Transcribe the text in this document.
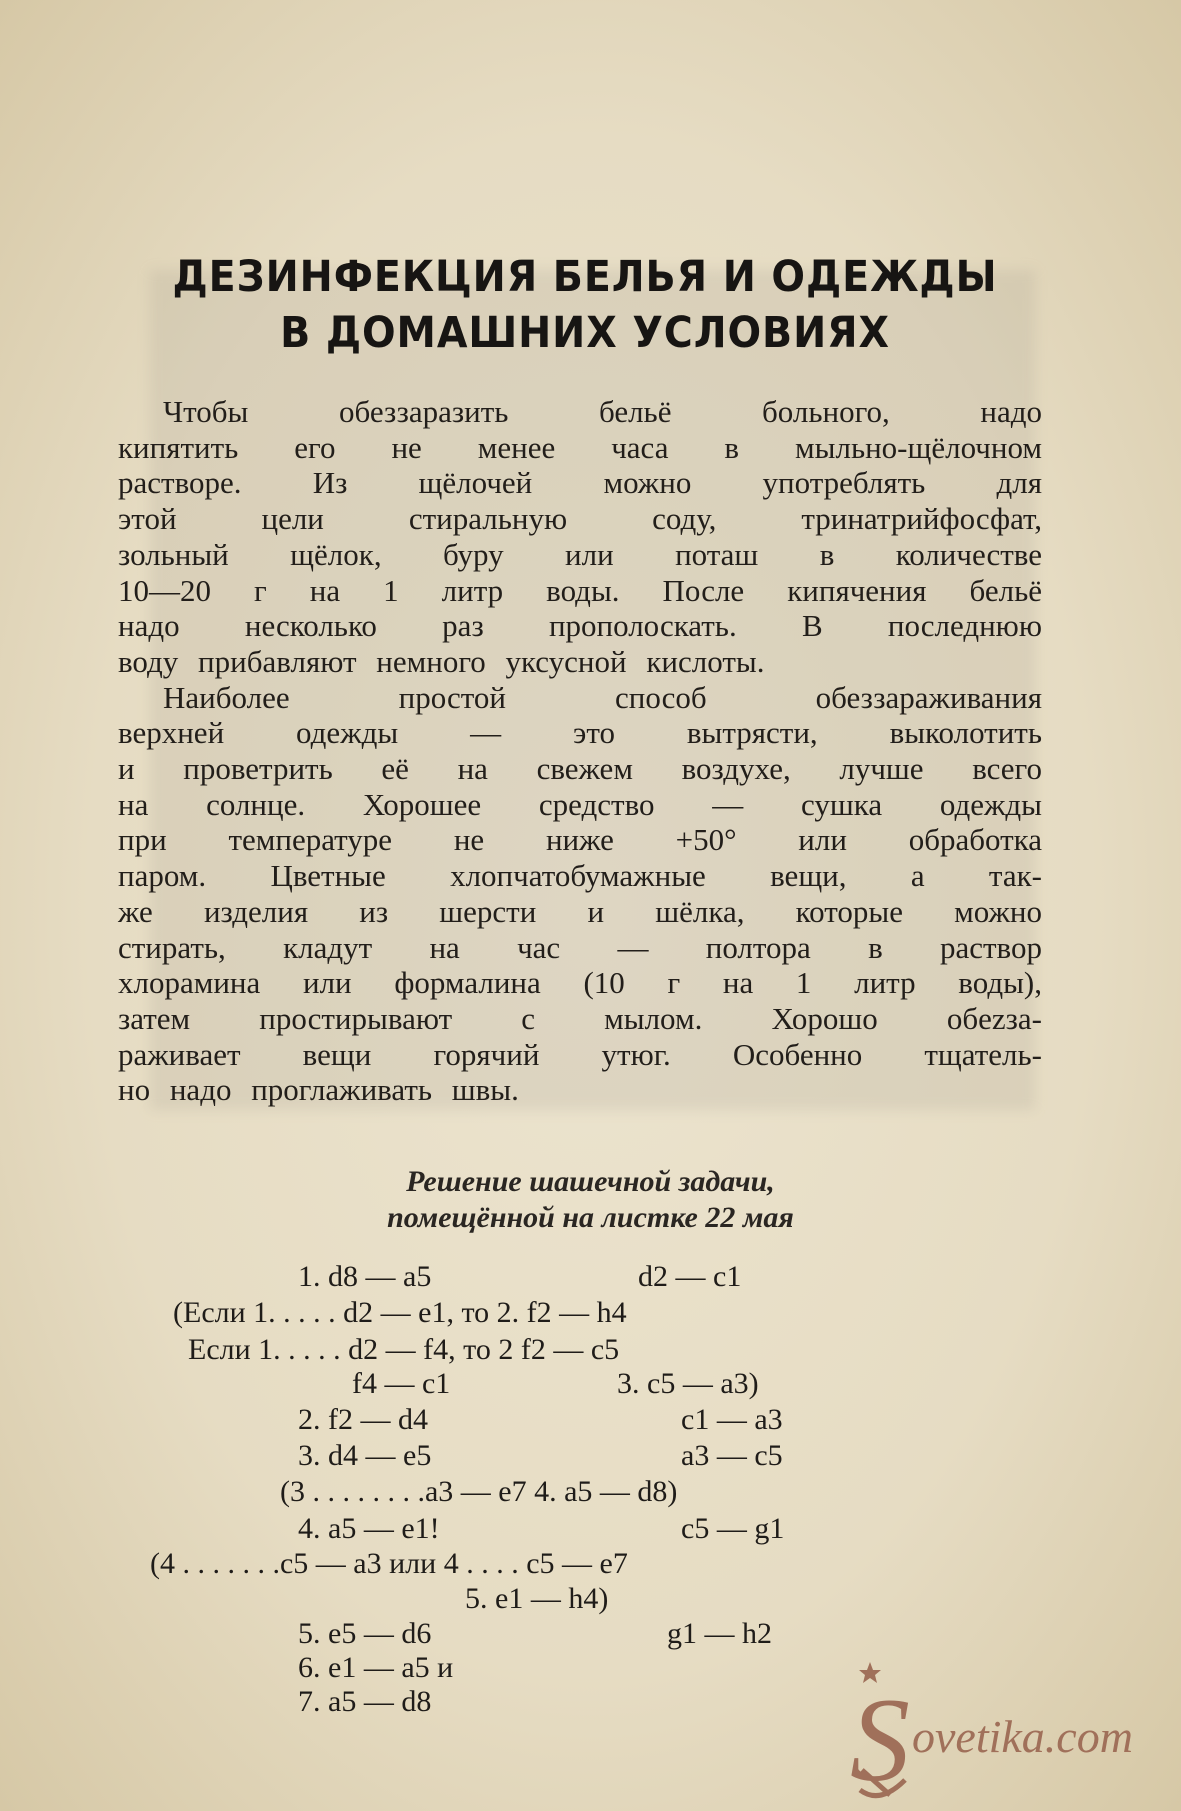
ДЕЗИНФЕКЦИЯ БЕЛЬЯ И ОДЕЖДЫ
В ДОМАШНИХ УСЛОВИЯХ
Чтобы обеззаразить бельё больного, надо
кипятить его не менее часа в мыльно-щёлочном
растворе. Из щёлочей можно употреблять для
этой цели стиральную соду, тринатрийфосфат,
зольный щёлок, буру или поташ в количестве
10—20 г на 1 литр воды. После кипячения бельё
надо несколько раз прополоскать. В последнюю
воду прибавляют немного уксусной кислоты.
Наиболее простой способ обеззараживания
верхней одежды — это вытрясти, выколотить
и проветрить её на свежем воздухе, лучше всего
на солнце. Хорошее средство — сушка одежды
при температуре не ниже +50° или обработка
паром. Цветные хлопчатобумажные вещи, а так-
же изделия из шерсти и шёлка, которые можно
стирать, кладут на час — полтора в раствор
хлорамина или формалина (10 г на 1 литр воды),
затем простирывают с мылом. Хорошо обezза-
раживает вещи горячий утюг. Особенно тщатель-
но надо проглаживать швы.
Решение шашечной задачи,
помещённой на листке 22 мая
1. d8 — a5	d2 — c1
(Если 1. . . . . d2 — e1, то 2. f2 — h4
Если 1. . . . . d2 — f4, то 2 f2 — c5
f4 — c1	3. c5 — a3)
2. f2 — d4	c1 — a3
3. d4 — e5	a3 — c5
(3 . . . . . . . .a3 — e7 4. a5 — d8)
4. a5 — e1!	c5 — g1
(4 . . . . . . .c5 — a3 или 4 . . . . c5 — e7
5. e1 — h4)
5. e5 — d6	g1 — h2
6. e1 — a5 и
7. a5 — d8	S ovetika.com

## SET TASK
From the entries, copy out each line containing the word "бельё".

## RESPONSE TO THIS TASK
Чтобы обеззаразить бельё больного, надо
10—20 г на 1 литр воды. После кипячения бельё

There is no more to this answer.